(Records that describe figures)

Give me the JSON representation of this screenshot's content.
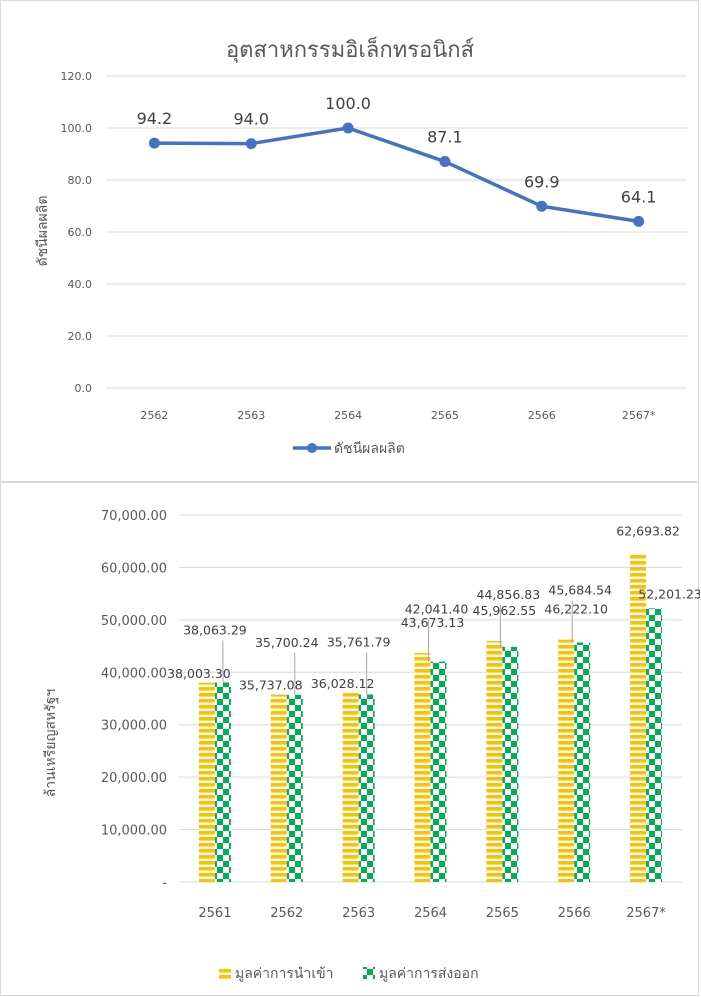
{
  "chart_data": [
    {
      "type": "line",
      "title": "อุตสาหกรรมอิเล็กทรอนิกส์",
      "ylabel": "ดัชนีผลผลิต",
      "xlabel": "",
      "categories": [
        "2562",
        "2563",
        "2564",
        "2565",
        "2566",
        "2567*"
      ],
      "series": [
        {
          "name": "ดัชนีผลผลิต",
          "values": [
            94.2,
            94.0,
            100.0,
            87.1,
            69.9,
            64.1
          ],
          "color": "#4472c4"
        }
      ],
      "data_labels": [
        "94.2",
        "94.0",
        "100.0",
        "87.1",
        "69.9",
        "64.1"
      ],
      "yticks": [
        "0.0",
        "20.0",
        "40.0",
        "60.0",
        "80.0",
        "100.0",
        "120.0"
      ],
      "ylim": [
        0,
        120
      ],
      "grid": true,
      "legend": "bottom"
    },
    {
      "type": "bar",
      "title": "",
      "ylabel": "ล้านเหรียญสหรัฐฯ",
      "xlabel": "",
      "categories": [
        "2561",
        "2562",
        "2563",
        "2564",
        "2565",
        "2566",
        "2567*"
      ],
      "series": [
        {
          "name": "มูลค่าการนำเข้า",
          "values": [
            38003.3,
            35737.08,
            36028.12,
            43673.13,
            45962.55,
            46222.1,
            62693.82
          ],
          "color": "#ffc000",
          "pattern": "horizontal-stripes"
        },
        {
          "name": "มูลค่าการส่งออก",
          "values": [
            38063.29,
            35700.24,
            35761.79,
            42041.4,
            44856.83,
            45684.54,
            52201.23
          ],
          "color": "#00b050",
          "pattern": "checkerboard"
        }
      ],
      "data_labels": {
        "import": [
          "38,003.30",
          "35,737.08",
          "36,028.12",
          "43,673.13",
          "45,962.55",
          "46,222.10",
          "62,693.82"
        ],
        "export": [
          "38,063.29",
          "35,700.24",
          "35,761.79",
          "42,041.40",
          "44,856.83",
          "45,684.54",
          "52,201.23"
        ]
      },
      "yticks": [
        "-",
        "10,000.00",
        "20,000.00",
        "30,000.00",
        "40,000.00",
        "50,000.00",
        "60,000.00",
        "70,000.00"
      ],
      "ylim": [
        0,
        70000
      ],
      "grid": true,
      "legend": "bottom"
    }
  ]
}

**AIM OF THE EXERCISE**
Omit each picture, then return all of the listing exactly as it stands.

**RESPONSE**
Give me the JSON representation of this screenshot's content.
{
  "chart_data": [
    {
      "type": "line",
      "title": "อุตสาหกรรมอิเล็กทรอนิกส์",
      "ylabel": "ดัชนีผลผลิต",
      "xlabel": "",
      "categories": [
        "2562",
        "2563",
        "2564",
        "2565",
        "2566",
        "2567*"
      ],
      "series": [
        {
          "name": "ดัชนีผลผลิต",
          "values": [
            94.2,
            94.0,
            100.0,
            87.1,
            69.9,
            64.1
          ],
          "color": "#4472c4"
        }
      ],
      "data_labels": [
        "94.2",
        "94.0",
        "100.0",
        "87.1",
        "69.9",
        "64.1"
      ],
      "yticks": [
        "0.0",
        "20.0",
        "40.0",
        "60.0",
        "80.0",
        "100.0",
        "120.0"
      ],
      "ylim": [
        0,
        120
      ],
      "grid": true,
      "legend": "bottom"
    },
    {
      "type": "bar",
      "title": "",
      "ylabel": "ล้านเหรียญสหรัฐฯ",
      "xlabel": "",
      "categories": [
        "2561",
        "2562",
        "2563",
        "2564",
        "2565",
        "2566",
        "2567*"
      ],
      "series": [
        {
          "name": "มูลค่าการนำเข้า",
          "values": [
            38003.3,
            35737.08,
            36028.12,
            43673.13,
            45962.55,
            46222.1,
            62693.82
          ],
          "color": "#ffc000",
          "pattern": "horizontal-stripes"
        },
        {
          "name": "มูลค่าการส่งออก",
          "values": [
            38063.29,
            35700.24,
            35761.79,
            42041.4,
            44856.83,
            45684.54,
            52201.23
          ],
          "color": "#00b050",
          "pattern": "checkerboard"
        }
      ],
      "data_labels": {
        "import": [
          "38,003.30",
          "35,737.08",
          "36,028.12",
          "43,673.13",
          "45,962.55",
          "46,222.10",
          "62,693.82"
        ],
        "export": [
          "38,063.29",
          "35,700.24",
          "35,761.79",
          "42,041.40",
          "44,856.83",
          "45,684.54",
          "52,201.23"
        ]
      },
      "yticks": [
        "-",
        "10,000.00",
        "20,000.00",
        "30,000.00",
        "40,000.00",
        "50,000.00",
        "60,000.00",
        "70,000.00"
      ],
      "ylim": [
        0,
        70000
      ],
      "grid": true,
      "legend": "bottom"
    }
  ]
}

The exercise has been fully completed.